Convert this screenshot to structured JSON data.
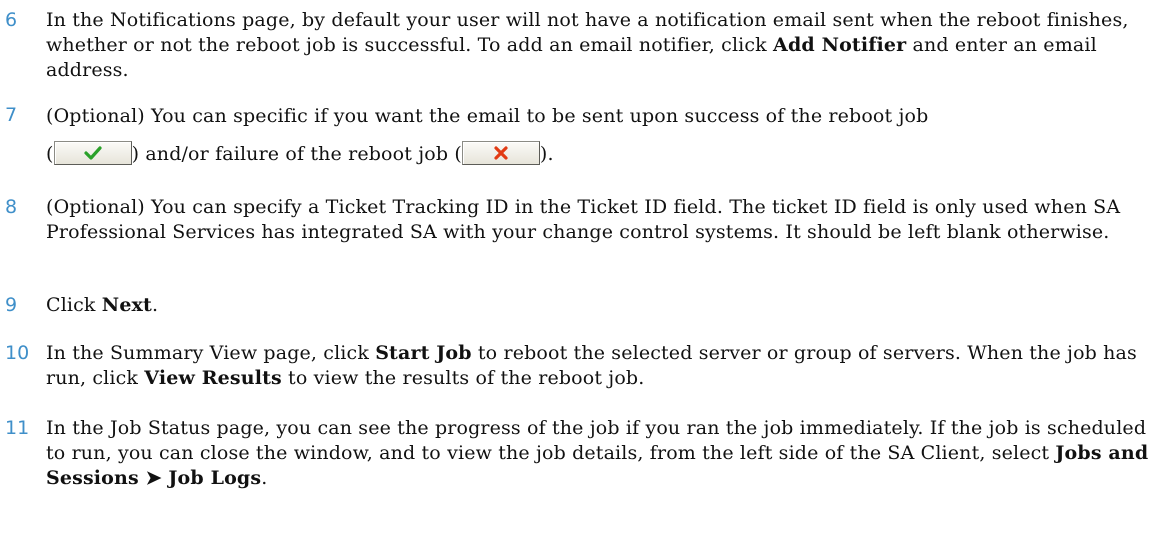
{
  "steps": [
    {
      "number": "6",
      "parts": [
        "In the Notifications page, by default your user will not have a notification email sent when the reboot finishes, whether or not the reboot job is successful. To add an email notifier, click ",
        "Add Notifier",
        " and enter an email address."
      ]
    },
    {
      "number": "7",
      "line1": "(Optional) You can specific if you want the email to be sent upon success of the reboot job",
      "before_success": "(",
      "between": ") and/or failure of the reboot job (",
      "after_failure": ").",
      "success_icon": "checkmark-icon",
      "failure_icon": "x-icon",
      "success_color": "#2aa12a",
      "failure_color": "#e23b14"
    },
    {
      "number": "8",
      "text": "(Optional) You can specify a Ticket Tracking ID in the Ticket ID field. The ticket ID field is only used when SA Professional Services has integrated SA with your change control systems. It should be left blank otherwise."
    },
    {
      "number": "9",
      "parts": [
        "Click ",
        "Next",
        "."
      ]
    },
    {
      "number": "10",
      "parts": [
        "In the Summary View page, click ",
        "Start Job",
        " to reboot the selected server or group of servers. When the job has run, click ",
        "View Results",
        " to view the results of the reboot job."
      ]
    },
    {
      "number": "11",
      "parts": [
        "In the Job Status page, you can see the progress of the job if you ran the job immediately. If the job is scheduled to run, you can close the window, and to view the job details, from the left side of the SA Client, select ",
        "Jobs and Sessions ➤ Job Logs",
        "."
      ]
    }
  ]
}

Written problem: Where a line in the material contains "number", copy that line.

Written response:
      "number": "6",
      "number": "7",
      "number": "8",
      "number": "9",
      "number": "10",
      "number": "11",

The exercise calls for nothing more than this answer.